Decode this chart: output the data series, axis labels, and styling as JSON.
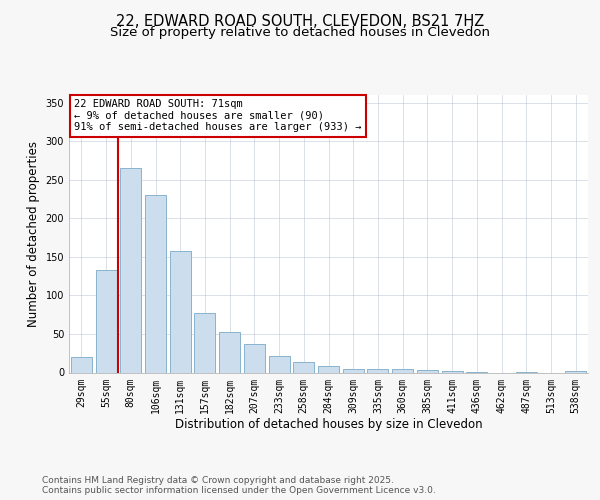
{
  "title1": "22, EDWARD ROAD SOUTH, CLEVEDON, BS21 7HZ",
  "title2": "Size of property relative to detached houses in Clevedon",
  "xlabel": "Distribution of detached houses by size in Clevedon",
  "ylabel": "Number of detached properties",
  "categories": [
    "29sqm",
    "55sqm",
    "80sqm",
    "106sqm",
    "131sqm",
    "157sqm",
    "182sqm",
    "207sqm",
    "233sqm",
    "258sqm",
    "284sqm",
    "309sqm",
    "335sqm",
    "360sqm",
    "385sqm",
    "411sqm",
    "436sqm",
    "462sqm",
    "487sqm",
    "513sqm",
    "538sqm"
  ],
  "values": [
    20,
    133,
    265,
    230,
    157,
    77,
    53,
    37,
    22,
    13,
    9,
    5,
    4,
    5,
    3,
    2,
    1,
    0,
    1,
    0,
    2
  ],
  "bar_color": "#ccdded",
  "bar_edge_color": "#7aaac8",
  "red_line_x": 2.0,
  "annotation_text": "22 EDWARD ROAD SOUTH: 71sqm\n← 9% of detached houses are smaller (90)\n91% of semi-detached houses are larger (933) →",
  "annotation_box_color": "#ffffff",
  "annotation_box_edge": "#cc0000",
  "red_line_color": "#cc0000",
  "ylim": [
    0,
    360
  ],
  "yticks": [
    0,
    50,
    100,
    150,
    200,
    250,
    300,
    350
  ],
  "footer1": "Contains HM Land Registry data © Crown copyright and database right 2025.",
  "footer2": "Contains public sector information licensed under the Open Government Licence v3.0.",
  "background_color": "#f7f7f7",
  "plot_bg_color": "#ffffff",
  "title_fontsize": 10.5,
  "subtitle_fontsize": 9.5,
  "tick_fontsize": 7,
  "label_fontsize": 8.5,
  "footer_fontsize": 6.5,
  "grid_color": "#c0c8d8"
}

- EXERCISE GOAL -
In the copy, include no pictures; restate the listing above exactly.

- RESPONSE TO THE EXERCISE -
Decode this chart: output the data series, axis labels, and styling as JSON.
{
  "title1": "22, EDWARD ROAD SOUTH, CLEVEDON, BS21 7HZ",
  "title2": "Size of property relative to detached houses in Clevedon",
  "xlabel": "Distribution of detached houses by size in Clevedon",
  "ylabel": "Number of detached properties",
  "categories": [
    "29sqm",
    "55sqm",
    "80sqm",
    "106sqm",
    "131sqm",
    "157sqm",
    "182sqm",
    "207sqm",
    "233sqm",
    "258sqm",
    "284sqm",
    "309sqm",
    "335sqm",
    "360sqm",
    "385sqm",
    "411sqm",
    "436sqm",
    "462sqm",
    "487sqm",
    "513sqm",
    "538sqm"
  ],
  "values": [
    20,
    133,
    265,
    230,
    157,
    77,
    53,
    37,
    22,
    13,
    9,
    5,
    4,
    5,
    3,
    2,
    1,
    0,
    1,
    0,
    2
  ],
  "bar_color": "#ccdded",
  "bar_edge_color": "#7aaac8",
  "red_line_x": 2.0,
  "annotation_text": "22 EDWARD ROAD SOUTH: 71sqm\n← 9% of detached houses are smaller (90)\n91% of semi-detached houses are larger (933) →",
  "annotation_box_color": "#ffffff",
  "annotation_box_edge": "#cc0000",
  "red_line_color": "#cc0000",
  "ylim": [
    0,
    360
  ],
  "yticks": [
    0,
    50,
    100,
    150,
    200,
    250,
    300,
    350
  ],
  "footer1": "Contains HM Land Registry data © Crown copyright and database right 2025.",
  "footer2": "Contains public sector information licensed under the Open Government Licence v3.0.",
  "background_color": "#f7f7f7",
  "plot_bg_color": "#ffffff",
  "title_fontsize": 10.5,
  "subtitle_fontsize": 9.5,
  "tick_fontsize": 7,
  "label_fontsize": 8.5,
  "footer_fontsize": 6.5,
  "grid_color": "#c0c8d8"
}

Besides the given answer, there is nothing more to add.